**Task inputs:**
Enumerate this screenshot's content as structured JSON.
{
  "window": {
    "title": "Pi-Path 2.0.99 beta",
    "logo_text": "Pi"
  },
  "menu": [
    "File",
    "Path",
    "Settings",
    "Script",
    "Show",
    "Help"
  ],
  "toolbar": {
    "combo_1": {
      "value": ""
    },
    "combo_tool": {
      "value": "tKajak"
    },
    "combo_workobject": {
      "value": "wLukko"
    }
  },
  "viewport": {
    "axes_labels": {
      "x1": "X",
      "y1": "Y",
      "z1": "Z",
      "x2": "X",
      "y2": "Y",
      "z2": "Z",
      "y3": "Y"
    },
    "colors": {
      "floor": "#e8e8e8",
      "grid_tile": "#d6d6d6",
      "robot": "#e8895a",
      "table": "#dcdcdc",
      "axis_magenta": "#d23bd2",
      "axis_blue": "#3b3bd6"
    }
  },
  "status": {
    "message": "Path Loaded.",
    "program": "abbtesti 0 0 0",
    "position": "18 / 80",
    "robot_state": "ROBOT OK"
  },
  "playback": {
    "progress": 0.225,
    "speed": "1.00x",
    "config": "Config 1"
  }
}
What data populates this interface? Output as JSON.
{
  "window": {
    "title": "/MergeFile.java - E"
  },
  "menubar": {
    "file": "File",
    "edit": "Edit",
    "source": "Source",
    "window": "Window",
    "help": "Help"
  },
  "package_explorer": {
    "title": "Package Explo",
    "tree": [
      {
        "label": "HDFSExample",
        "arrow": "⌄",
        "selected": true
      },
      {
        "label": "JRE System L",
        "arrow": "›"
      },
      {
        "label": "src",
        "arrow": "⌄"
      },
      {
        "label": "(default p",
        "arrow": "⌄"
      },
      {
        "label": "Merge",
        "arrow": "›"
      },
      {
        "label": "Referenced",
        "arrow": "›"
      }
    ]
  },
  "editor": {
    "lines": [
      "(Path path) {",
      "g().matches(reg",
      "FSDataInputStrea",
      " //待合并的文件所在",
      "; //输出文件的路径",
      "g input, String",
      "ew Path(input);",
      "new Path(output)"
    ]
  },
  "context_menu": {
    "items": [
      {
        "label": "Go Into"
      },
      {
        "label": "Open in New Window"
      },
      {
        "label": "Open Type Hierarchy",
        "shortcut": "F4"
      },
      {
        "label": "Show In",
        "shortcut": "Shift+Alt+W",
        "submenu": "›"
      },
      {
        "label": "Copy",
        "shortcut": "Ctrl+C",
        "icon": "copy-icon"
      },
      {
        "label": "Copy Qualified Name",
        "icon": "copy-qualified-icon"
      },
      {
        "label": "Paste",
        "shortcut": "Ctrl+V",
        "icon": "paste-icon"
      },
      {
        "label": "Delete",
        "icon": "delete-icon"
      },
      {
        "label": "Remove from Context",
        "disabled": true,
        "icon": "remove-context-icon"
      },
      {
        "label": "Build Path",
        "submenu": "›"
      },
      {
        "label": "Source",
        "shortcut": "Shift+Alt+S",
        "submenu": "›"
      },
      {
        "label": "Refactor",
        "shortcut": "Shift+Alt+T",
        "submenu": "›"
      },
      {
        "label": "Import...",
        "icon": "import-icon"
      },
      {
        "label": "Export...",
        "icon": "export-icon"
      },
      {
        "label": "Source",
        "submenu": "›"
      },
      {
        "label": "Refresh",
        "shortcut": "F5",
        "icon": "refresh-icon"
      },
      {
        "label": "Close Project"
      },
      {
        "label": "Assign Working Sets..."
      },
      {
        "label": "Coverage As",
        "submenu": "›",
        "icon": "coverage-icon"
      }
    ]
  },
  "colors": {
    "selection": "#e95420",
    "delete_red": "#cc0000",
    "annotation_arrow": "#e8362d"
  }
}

**What the exercise asks:** Choose all lines containing the string "shortcut" and copy them out.

**Solved exercise:**
        "shortcut": "F4"
        "shortcut": "Shift+Alt+W",
        "shortcut": "Ctrl+C",
        "shortcut": "Ctrl+V",
        "shortcut": "Shift+Alt+S",
        "shortcut": "Shift+Alt+T",
        "shortcut": "F5",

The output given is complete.